Challenge
Find and return each line containing "without".

......

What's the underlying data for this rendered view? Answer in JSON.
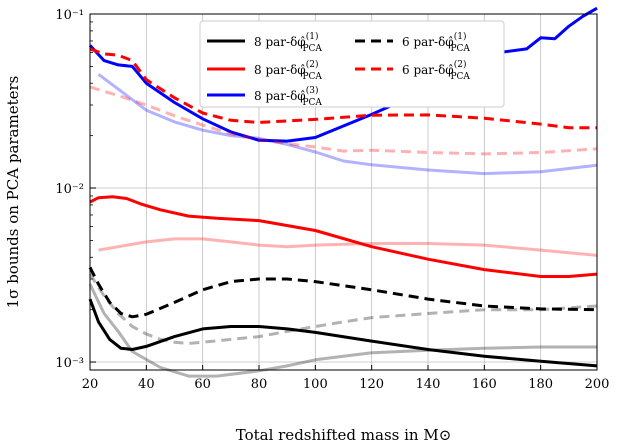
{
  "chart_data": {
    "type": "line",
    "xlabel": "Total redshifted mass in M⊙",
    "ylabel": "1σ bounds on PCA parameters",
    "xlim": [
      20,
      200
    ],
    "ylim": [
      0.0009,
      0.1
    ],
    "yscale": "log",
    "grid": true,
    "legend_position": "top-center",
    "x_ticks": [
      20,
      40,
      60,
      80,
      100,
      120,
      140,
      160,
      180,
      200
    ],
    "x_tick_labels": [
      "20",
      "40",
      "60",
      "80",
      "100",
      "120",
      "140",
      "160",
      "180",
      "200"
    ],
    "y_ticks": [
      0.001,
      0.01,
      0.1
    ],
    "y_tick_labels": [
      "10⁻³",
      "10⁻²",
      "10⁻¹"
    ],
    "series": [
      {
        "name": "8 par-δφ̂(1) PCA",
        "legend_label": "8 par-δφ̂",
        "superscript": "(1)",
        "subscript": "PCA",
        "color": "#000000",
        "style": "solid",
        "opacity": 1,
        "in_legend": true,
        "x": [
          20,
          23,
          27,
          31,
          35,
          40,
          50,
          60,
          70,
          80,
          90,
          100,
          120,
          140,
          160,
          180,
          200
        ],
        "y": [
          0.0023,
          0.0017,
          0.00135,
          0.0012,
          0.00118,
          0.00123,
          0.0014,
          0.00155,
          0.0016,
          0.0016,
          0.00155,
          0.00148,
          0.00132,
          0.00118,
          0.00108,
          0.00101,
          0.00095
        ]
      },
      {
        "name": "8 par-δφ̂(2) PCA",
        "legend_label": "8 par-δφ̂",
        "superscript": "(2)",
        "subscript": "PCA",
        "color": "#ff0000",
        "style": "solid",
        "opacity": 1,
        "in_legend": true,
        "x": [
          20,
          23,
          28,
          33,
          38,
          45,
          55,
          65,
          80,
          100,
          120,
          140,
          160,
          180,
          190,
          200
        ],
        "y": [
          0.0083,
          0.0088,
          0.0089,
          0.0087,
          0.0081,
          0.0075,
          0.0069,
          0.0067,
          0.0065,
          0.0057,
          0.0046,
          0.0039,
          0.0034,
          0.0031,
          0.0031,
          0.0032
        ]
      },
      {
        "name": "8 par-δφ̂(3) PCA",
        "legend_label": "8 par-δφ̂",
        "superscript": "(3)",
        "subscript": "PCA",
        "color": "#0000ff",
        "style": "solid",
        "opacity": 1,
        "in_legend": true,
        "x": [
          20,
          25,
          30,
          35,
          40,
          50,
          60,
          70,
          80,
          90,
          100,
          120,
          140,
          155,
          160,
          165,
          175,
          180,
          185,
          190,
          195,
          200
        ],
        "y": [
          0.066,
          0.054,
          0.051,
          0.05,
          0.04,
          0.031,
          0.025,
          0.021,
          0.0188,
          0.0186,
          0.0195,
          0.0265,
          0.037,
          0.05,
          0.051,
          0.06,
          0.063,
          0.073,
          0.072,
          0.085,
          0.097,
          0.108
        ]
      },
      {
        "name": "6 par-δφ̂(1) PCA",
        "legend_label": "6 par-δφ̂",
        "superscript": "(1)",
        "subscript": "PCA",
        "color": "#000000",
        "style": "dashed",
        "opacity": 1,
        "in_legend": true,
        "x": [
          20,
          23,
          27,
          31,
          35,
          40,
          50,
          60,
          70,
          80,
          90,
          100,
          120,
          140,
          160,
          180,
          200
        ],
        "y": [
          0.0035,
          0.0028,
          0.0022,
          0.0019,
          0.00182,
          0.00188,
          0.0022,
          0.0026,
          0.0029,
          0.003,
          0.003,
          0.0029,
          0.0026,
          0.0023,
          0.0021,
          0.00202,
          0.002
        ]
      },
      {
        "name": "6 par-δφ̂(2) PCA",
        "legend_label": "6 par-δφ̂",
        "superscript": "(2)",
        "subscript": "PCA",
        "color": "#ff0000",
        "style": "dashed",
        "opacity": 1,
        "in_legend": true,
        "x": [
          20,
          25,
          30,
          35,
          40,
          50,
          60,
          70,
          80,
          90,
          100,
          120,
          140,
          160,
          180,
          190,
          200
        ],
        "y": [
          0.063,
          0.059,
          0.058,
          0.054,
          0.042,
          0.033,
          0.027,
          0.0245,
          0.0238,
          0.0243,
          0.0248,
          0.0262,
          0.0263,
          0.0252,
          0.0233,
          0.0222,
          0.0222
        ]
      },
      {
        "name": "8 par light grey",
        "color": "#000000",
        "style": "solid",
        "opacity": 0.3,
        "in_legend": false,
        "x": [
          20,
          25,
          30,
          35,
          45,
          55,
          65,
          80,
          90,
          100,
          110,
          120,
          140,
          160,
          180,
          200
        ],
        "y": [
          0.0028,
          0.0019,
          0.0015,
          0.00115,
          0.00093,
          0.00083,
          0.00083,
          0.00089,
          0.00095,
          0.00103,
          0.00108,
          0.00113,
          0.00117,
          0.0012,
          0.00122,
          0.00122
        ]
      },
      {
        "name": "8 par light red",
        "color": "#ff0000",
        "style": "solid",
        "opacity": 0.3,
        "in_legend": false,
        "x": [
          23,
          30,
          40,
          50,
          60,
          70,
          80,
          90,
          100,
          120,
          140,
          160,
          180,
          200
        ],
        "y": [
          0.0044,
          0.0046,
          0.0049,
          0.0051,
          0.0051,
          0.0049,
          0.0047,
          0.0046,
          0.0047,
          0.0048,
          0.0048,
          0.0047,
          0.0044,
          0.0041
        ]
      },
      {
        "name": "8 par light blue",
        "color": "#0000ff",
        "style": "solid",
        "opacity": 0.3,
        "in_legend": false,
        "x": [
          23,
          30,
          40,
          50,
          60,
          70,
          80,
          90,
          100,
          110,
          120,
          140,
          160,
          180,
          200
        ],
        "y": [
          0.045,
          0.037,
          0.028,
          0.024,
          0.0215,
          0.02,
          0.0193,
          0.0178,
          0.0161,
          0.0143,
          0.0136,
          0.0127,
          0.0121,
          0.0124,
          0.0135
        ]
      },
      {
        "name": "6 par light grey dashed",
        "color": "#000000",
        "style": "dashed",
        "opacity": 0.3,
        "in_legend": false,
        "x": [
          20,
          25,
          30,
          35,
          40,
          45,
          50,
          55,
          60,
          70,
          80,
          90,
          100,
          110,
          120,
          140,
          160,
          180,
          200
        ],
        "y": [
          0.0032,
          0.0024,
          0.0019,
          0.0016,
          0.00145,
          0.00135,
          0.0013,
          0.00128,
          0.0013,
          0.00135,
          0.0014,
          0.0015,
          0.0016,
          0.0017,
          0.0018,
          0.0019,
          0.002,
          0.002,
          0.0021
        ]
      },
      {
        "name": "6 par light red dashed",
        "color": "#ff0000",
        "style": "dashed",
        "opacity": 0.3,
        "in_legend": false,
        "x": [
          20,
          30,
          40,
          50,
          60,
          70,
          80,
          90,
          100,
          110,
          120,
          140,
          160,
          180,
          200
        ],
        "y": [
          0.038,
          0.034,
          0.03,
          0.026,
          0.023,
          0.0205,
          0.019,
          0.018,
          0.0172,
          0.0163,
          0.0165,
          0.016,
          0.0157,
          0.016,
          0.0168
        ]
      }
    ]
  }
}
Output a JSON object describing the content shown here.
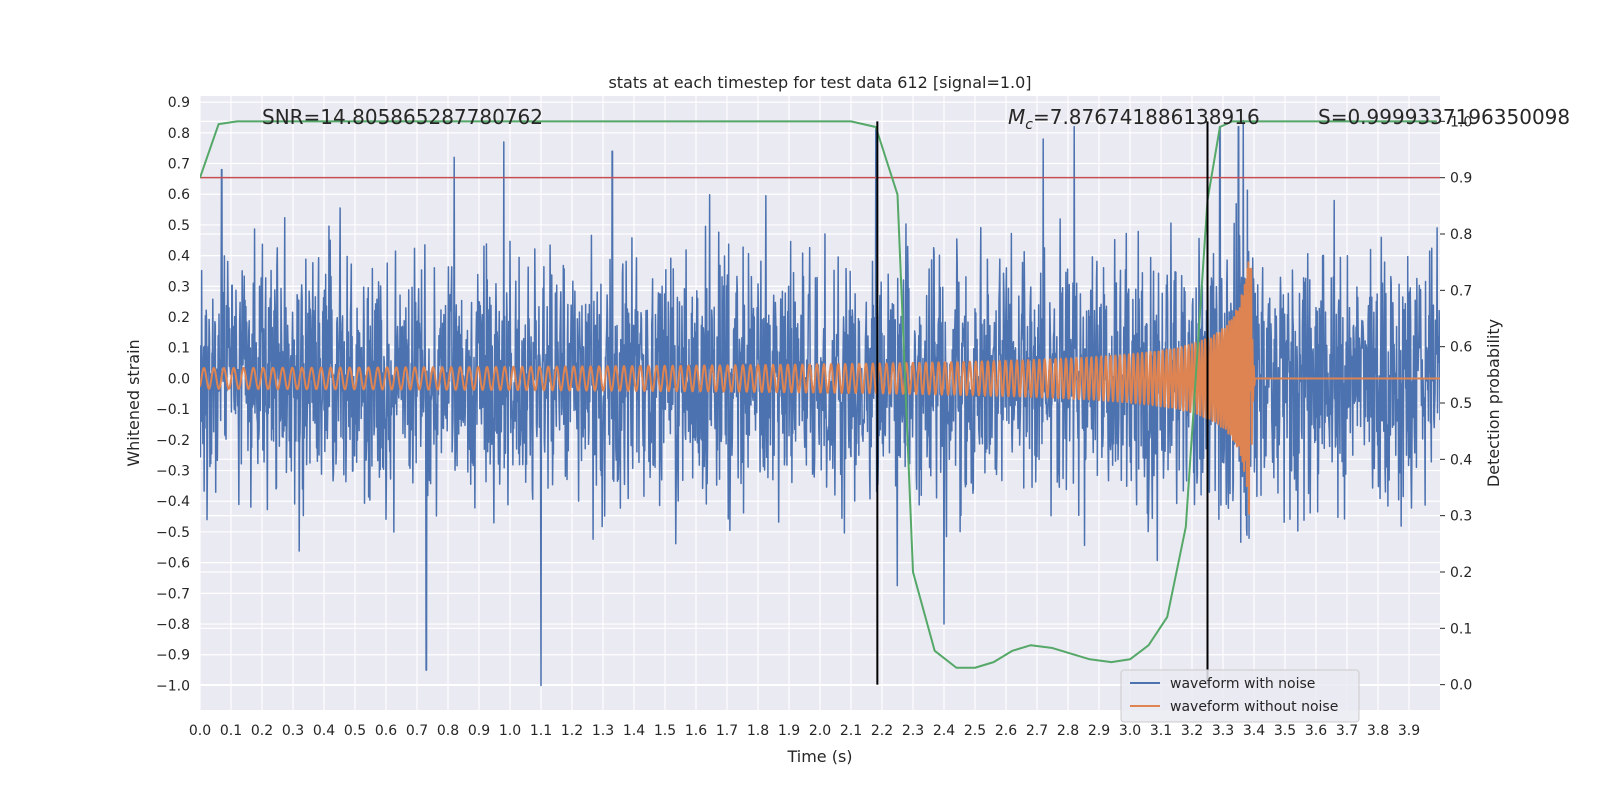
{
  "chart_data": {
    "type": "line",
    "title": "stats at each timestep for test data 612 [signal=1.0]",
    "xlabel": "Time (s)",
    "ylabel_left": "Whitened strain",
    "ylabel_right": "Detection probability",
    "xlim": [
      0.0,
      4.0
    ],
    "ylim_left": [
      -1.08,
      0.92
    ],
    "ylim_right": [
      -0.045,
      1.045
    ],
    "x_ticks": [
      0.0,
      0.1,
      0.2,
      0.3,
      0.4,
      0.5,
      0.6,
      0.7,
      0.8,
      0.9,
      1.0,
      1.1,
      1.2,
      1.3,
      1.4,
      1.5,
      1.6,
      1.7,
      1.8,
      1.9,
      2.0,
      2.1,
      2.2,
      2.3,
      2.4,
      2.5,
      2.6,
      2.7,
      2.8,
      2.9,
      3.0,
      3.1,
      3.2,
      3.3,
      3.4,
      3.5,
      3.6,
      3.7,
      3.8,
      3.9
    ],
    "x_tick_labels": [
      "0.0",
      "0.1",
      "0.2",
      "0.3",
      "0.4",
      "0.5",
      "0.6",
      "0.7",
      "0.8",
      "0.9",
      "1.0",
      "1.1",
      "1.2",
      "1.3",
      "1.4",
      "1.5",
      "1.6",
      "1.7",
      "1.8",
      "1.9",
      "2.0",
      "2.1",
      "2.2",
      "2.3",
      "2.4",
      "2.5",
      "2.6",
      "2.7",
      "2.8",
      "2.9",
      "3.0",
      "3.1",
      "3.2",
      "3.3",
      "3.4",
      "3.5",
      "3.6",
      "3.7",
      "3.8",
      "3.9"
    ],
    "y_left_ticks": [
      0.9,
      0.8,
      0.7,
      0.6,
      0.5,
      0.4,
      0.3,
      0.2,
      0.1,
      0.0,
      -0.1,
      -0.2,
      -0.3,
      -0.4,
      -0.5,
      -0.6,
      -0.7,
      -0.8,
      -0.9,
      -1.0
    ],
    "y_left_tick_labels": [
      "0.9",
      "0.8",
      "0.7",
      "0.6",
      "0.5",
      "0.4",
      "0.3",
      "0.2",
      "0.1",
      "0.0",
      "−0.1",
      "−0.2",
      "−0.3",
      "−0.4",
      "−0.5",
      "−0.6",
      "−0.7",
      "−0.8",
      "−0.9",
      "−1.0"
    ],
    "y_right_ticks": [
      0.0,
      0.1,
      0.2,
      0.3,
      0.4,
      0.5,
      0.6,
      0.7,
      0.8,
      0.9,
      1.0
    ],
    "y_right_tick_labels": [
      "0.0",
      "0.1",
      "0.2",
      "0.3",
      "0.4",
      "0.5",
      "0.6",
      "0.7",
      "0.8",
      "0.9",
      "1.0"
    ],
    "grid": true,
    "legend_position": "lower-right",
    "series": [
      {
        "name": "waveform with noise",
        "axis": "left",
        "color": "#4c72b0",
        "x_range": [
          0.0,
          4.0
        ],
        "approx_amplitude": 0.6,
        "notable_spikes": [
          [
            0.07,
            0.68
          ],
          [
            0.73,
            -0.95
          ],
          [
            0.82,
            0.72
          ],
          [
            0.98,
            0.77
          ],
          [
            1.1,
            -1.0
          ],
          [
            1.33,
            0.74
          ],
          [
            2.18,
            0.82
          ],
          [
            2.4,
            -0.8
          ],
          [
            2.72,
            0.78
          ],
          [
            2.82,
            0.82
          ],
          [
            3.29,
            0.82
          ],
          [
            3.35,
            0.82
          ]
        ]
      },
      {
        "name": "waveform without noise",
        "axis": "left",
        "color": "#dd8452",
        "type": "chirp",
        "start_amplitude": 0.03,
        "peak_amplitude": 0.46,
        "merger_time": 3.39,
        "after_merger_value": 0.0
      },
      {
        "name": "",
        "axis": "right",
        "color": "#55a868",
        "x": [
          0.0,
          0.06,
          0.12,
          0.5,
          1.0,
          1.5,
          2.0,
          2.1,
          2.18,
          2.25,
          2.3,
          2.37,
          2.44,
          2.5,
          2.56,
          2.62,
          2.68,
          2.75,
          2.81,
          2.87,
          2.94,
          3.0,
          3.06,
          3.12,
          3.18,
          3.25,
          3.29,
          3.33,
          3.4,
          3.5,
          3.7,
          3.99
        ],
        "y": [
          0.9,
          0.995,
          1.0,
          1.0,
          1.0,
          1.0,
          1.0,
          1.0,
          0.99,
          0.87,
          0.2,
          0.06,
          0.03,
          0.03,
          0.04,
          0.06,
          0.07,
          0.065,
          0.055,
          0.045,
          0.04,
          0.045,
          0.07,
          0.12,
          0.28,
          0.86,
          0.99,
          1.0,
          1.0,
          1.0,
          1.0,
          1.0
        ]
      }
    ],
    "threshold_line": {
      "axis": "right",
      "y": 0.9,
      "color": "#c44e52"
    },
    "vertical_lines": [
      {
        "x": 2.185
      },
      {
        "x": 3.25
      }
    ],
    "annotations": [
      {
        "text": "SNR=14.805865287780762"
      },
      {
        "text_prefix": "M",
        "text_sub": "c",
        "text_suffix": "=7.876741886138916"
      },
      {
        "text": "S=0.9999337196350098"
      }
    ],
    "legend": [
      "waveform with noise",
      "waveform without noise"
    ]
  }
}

......

Reply to the task
        "name": "waveform without noise",
      "waveform without noise"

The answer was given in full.